== Listed records ==

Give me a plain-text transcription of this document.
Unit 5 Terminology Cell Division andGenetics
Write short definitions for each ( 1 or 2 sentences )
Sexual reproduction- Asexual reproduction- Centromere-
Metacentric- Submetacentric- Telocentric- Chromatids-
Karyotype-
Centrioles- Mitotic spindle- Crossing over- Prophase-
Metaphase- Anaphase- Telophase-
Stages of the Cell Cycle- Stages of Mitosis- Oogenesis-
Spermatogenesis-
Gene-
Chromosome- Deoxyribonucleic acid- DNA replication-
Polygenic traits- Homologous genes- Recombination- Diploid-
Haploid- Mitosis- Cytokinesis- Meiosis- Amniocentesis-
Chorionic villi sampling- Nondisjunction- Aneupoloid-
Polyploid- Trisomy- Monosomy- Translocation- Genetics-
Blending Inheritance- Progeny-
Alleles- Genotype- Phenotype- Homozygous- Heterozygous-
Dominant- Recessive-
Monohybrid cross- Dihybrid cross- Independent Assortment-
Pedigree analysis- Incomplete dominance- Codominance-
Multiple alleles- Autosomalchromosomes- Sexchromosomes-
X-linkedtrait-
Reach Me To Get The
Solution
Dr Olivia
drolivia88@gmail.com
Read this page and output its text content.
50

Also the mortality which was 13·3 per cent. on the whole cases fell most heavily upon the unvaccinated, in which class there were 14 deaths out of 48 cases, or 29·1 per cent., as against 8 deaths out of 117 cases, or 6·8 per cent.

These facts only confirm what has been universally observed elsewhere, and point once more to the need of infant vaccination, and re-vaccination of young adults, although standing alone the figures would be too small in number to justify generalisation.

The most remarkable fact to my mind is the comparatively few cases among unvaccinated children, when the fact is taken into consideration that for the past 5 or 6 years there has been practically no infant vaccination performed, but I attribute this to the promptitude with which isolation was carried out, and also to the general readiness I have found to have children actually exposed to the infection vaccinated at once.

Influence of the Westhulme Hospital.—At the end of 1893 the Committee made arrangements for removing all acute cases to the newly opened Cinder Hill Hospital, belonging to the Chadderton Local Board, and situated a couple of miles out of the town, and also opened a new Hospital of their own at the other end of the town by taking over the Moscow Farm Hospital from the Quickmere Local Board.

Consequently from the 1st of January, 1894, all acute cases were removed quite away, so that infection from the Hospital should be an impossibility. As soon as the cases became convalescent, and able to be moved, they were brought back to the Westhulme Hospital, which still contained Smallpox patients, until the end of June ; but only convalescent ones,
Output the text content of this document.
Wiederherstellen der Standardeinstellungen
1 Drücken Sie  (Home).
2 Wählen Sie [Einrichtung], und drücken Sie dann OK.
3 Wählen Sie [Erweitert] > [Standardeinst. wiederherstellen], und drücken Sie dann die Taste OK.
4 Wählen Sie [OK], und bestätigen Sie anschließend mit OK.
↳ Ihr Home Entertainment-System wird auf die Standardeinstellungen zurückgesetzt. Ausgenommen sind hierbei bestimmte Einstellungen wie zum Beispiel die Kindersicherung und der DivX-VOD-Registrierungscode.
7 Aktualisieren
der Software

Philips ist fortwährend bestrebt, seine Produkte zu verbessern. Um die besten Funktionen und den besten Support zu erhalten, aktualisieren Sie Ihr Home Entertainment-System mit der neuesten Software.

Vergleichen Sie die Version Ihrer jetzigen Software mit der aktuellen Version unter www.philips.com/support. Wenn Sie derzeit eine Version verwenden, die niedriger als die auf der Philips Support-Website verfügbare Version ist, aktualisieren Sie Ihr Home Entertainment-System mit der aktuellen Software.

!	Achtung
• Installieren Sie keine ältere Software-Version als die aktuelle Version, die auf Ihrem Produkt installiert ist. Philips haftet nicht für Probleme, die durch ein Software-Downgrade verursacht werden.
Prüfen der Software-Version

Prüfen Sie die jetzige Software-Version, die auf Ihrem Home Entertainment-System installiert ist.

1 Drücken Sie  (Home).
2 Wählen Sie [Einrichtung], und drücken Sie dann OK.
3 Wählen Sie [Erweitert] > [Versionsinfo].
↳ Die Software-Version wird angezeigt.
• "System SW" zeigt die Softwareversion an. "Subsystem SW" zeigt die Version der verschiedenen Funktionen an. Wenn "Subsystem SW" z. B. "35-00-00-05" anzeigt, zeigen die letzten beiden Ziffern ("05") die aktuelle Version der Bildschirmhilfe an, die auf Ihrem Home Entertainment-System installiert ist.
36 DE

===

▶ **Work instructions**: Return every line above exactly.

▶ **Task output**:
Give me a plain-text transcription of this document.
Unit 5 Terminology Cell Division andGenetics
Write short definitions for each ( 1 or 2 sentences )
Sexual reproduction- Asexual reproduction- Centromere-
Metacentric- Submetacentric- Telocentric- Chromatids-
Karyotype-
Centrioles- Mitotic spindle- Crossing over- Prophase-
Metaphase- Anaphase- Telophase-
Stages of the Cell Cycle- Stages of Mitosis- Oogenesis-
Spermatogenesis-
Gene-
Chromosome- Deoxyribonucleic acid- DNA replication-
Polygenic traits- Homologous genes- Recombination- Diploid-
Haploid- Mitosis- Cytokinesis- Meiosis- Amniocentesis-
Chorionic villi sampling- Nondisjunction- Aneupoloid-
Polyploid- Trisomy- Monosomy- Translocation- Genetics-
Blending Inheritance- Progeny-
Alleles- Genotype- Phenotype- Homozygous- Heterozygous-
Dominant- Recessive-
Monohybrid cross- Dihybrid cross- Independent Assortment-
Pedigree analysis- Incomplete dominance- Codominance-
Multiple alleles- Autosomalchromosomes- Sexchromosomes-
X-linkedtrait-
Reach Me To Get The
Solution
Dr Olivia
drolivia88@gmail.com
Read this page and output its text content.
50

Also the mortality which was 13·3 per cent. on the whole cases fell most heavily upon the unvaccinated, in which class there were 14 deaths out of 48 cases, or 29·1 per cent., as against 8 deaths out of 117 cases, or 6·8 per cent.

These facts only confirm what has been universally observed elsewhere, and point once more to the need of infant vaccination, and re-vaccination of young adults, although standing alone the figures would be too small in number to justify generalisation.

The most remarkable fact to my mind is the comparatively few cases among unvaccinated children, when the fact is taken into consideration that for the past 5 or 6 years there has been practically no infant vaccination performed, but I attribute this to the promptitude with which isolation was carried out, and also to the general readiness I have found to have children actually exposed to the infection vaccinated at once.

Influence of the Westhulme Hospital.—At the end of 1893 the Committee made arrangements for removing all acute cases to the newly opened Cinder Hill Hospital, belonging to the Chadderton Local Board, and situated a couple of miles out of the town, and also opened a new Hospital of their own at the other end of the town by taking over the Moscow Farm Hospital from the Quickmere Local Board.

Consequently from the 1st of January, 1894, all acute cases were removed quite away, so that infection from the Hospital should be an impossibility. As soon as the cases became convalescent, and able to be moved, they were brought back to the Westhulme Hospital, which still contained Smallpox patients, until the end of June ; but only convalescent ones,
Output the text content of this document.
Wiederherstellen der Standardeinstellungen
1 Drücken Sie  (Home).
2 Wählen Sie [Einrichtung], und drücken Sie dann OK.
3 Wählen Sie [Erweitert] > [Standardeinst. wiederherstellen], und drücken Sie dann die Taste OK.
4 Wählen Sie [OK], und bestätigen Sie anschließend mit OK.
↳ Ihr Home Entertainment-System wird auf die Standardeinstellungen zurückgesetzt. Ausgenommen sind hierbei bestimmte Einstellungen wie zum Beispiel die Kindersicherung und der DivX-VOD-Registrierungscode.
7 Aktualisieren
der Software

Philips ist fortwährend bestrebt, seine Produkte zu verbessern. Um die besten Funktionen und den besten Support zu erhalten, aktualisieren Sie Ihr Home Entertainment-System mit der neuesten Software.

Vergleichen Sie die Version Ihrer jetzigen Software mit der aktuellen Version unter www.philips.com/support. Wenn Sie derzeit eine Version verwenden, die niedriger als die auf der Philips Support-Website verfügbare Version ist, aktualisieren Sie Ihr Home Entertainment-System mit der aktuellen Software.

!	Achtung
• Installieren Sie keine ältere Software-Version als die aktuelle Version, die auf Ihrem Produkt installiert ist. Philips haftet nicht für Probleme, die durch ein Software-Downgrade verursacht werden.
Prüfen der Software-Version

Prüfen Sie die jetzige Software-Version, die auf Ihrem Home Entertainment-System installiert ist.

1 Drücken Sie  (Home).
2 Wählen Sie [Einrichtung], und drücken Sie dann OK.
3 Wählen Sie [Erweitert] > [Versionsinfo].
↳ Die Software-Version wird angezeigt.
• "System SW" zeigt die Softwareversion an. "Subsystem SW" zeigt die Version der verschiedenen Funktionen an. Wenn "Subsystem SW" z. B. "35-00-00-05" anzeigt, zeigen die letzten beiden Ziffern ("05") die aktuelle Version der Bildschirmhilfe an, die auf Ihrem Home Entertainment-System installiert ist.
36 DE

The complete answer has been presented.